"Transactional publishing" so client always sees a consistent state of subscribed data

mattmccutchen · February 18, 2017, 6:21pm

In my Meteor app (a research prototype of an enhanced spreadsheet tool), changes to data occur in transactions, and I’ve implemented a technique I call “transactional publishing” that ensures that client code only ever sees consistent states of its subscribed data (i.e., states between transactions). I’m writing about the technique here in case anyone else wants a similar thing. For now, you can copy and paste code from my app (mainly this commit), but if there’s enough interest, I may look into making an Atmosphere package.

The details:

In the past, I had lots of problems with the client code crashing when it operated on inconsistent data (primarily, when one document referred to another that was inserted in the same transaction but wasn’t yet visible on the client) and had added artificial code to recover gracefully in these cases, but this was ugly and masked real bugs in the server that left inconsistent data, and there was no way to be sure I had covered all inconsistencies that might affect the client. A few months ago, after adding undo support to the app using the babrahams:transactions package and learning a lot more about how Meteor collections work in the process, I was inspired to try to find a real solution to the inconsistent data. The (currently) mild performance requirements of the app made the task easier: we only ever run a single replica of the server, transactions on each spreadsheet hosted on the server are linearized using an in-memory lock, the data is small enough that the server can keep a full copy in memory, and we don’t use client-side stub method implementations.

In a normal Meteor app, the server sends a stream of individual document updates to the client over the DDP connection. To implement transactional publishing on top of the existing design of DDP, I had the client subscribe to a special document that indicates whether the server is in the process of committing a transaction and buffer all updates from a transaction until the transaction is finished. (Since I was using babrahams:transactions anyway, I just had the client look for a transaction marked as pending, but I could easily have implemented my own signaling mechanism if I needed to.) The client application logic uses a set of “mirror” minimongo collections, which are updated from the real client collections at the end of each transaction in a single operation with no yields and with observers on the mirror collections paused, so the update appears atomic to the application logic.

When the server commits a transaction, it marks the transaction as pending, performs the data updates, and then marks the transaction as done. For the approach to work, the client needs to see the data updates as coming between the updates to the transaction document that indicate its start and end. But in Meteor, there are two ways that updates can get out of order that I had to prevent:

When a write is made to a Mongo collection on the server, observers (including those used internally by Meteor for cursors returned by publish functions) are notified asynchronously, when the write makes it to the oplog tailer. So instead of publishing directly from the real Mongo collections, I used a set of wrapper minimongo collections, since the data is small enough that we can keep a copy in memory. Minimongo collections notify their observers synchronously, so the updates are enqueued on the DDP connection in the order they occur, modulo a bug in minimongo that is monkeypatched in my app.

[Dataset rows]
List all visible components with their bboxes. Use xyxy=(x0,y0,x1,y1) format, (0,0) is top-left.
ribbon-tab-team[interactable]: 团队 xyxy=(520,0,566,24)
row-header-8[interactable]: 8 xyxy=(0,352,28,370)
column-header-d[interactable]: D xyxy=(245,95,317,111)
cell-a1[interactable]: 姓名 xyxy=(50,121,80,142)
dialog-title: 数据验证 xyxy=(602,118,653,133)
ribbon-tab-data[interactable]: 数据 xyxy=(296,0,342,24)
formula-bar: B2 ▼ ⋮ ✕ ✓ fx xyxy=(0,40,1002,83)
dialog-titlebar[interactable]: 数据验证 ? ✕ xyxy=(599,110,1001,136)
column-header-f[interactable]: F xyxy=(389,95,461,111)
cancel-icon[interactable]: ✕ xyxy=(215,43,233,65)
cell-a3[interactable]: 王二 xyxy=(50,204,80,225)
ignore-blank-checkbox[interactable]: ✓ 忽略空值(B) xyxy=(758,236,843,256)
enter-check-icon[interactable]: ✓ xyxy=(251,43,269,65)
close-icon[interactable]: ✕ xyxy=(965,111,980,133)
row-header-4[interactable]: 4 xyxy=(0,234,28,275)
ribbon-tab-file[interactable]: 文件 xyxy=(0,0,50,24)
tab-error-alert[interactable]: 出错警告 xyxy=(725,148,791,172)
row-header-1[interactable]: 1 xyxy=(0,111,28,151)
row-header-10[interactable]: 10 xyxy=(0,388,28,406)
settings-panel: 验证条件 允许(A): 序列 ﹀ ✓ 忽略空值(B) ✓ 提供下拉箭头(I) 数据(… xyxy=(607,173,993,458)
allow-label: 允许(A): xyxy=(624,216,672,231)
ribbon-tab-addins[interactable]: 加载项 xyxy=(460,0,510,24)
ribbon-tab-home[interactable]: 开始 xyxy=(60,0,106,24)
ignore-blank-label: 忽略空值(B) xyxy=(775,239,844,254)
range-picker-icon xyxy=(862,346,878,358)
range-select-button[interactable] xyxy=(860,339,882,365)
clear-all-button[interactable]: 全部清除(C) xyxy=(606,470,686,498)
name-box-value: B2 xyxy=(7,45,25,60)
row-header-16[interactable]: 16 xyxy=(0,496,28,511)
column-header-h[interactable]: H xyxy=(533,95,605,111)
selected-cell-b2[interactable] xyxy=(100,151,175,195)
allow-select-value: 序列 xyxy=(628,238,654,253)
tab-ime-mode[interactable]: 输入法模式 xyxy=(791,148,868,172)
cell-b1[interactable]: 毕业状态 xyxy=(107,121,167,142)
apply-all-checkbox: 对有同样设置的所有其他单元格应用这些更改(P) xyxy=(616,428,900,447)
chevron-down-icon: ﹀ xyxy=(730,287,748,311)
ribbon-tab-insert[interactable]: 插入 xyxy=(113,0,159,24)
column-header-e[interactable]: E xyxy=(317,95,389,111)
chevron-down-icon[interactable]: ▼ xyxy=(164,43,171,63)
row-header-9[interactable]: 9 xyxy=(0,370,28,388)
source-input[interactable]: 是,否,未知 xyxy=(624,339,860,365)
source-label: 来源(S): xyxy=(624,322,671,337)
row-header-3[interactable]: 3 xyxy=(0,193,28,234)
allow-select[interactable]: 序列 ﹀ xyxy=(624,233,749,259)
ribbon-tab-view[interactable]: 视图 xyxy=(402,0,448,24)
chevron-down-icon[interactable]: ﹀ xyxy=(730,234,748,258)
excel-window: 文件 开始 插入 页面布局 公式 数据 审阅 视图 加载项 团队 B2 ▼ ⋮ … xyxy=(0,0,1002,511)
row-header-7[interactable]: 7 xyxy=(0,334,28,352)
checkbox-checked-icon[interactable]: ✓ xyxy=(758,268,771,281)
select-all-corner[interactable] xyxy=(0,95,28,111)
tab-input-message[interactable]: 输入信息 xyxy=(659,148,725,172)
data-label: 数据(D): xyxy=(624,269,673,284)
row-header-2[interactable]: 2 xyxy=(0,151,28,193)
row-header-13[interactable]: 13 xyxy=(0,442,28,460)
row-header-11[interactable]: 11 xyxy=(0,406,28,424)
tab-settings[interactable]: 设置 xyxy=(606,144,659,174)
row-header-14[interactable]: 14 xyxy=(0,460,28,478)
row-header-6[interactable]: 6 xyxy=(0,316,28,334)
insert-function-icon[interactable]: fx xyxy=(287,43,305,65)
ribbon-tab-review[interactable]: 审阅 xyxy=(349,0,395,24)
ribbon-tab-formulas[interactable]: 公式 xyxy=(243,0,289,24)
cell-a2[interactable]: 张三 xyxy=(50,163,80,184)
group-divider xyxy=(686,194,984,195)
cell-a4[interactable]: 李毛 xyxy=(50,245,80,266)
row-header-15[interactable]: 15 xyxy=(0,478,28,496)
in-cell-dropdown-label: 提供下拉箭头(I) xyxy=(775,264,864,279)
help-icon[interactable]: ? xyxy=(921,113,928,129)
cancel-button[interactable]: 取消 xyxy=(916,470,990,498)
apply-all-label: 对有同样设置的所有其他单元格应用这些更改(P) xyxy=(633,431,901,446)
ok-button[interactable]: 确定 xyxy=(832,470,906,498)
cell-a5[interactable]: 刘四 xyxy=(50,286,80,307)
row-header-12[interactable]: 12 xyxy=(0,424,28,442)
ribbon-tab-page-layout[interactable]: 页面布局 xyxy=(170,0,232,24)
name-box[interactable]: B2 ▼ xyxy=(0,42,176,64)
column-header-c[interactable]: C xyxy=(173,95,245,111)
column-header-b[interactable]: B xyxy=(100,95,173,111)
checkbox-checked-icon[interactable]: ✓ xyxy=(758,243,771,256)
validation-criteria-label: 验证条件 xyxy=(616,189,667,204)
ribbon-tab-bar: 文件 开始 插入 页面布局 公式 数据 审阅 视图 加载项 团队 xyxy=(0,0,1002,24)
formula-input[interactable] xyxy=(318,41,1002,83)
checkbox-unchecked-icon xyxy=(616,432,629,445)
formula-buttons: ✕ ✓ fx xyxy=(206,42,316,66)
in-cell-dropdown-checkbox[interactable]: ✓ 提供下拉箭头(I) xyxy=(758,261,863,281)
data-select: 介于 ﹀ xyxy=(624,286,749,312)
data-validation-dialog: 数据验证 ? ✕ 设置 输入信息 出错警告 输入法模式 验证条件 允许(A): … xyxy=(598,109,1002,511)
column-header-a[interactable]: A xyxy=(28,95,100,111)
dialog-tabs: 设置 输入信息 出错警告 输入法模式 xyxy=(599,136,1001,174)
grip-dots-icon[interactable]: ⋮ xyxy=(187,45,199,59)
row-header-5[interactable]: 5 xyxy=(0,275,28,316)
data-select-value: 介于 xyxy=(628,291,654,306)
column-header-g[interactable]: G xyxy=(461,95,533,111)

▶ REQUIRED TASK:
From the forum post on transactional publishing, write out word for word the passage starting with "In a normal" and going on through "the application logic.".

▶ RESULT FOR THIS EXERCISE:
In a normal Meteor app, the server sends a stream of individual document updates to the client over the DDP connection. To implement transactional publishing on top of the existing design of DDP, I had the client subscribe to a special document that indicates whether the server is in the process of committing a transaction and buffer all updates from a transaction until the transaction is finished. (Since I was using babrahams:transactions anyway, I just had the client look for a transaction marked as pending, but I could easily have implemented my own signaling mechanism if I needed to.) The client application logic uses a set of “mirror” minimongo collections, which are updated from the real client collections at the end of each transaction in a single operation with no yields and with observers on the mirror collections paused, so the update appears atomic to the application logic.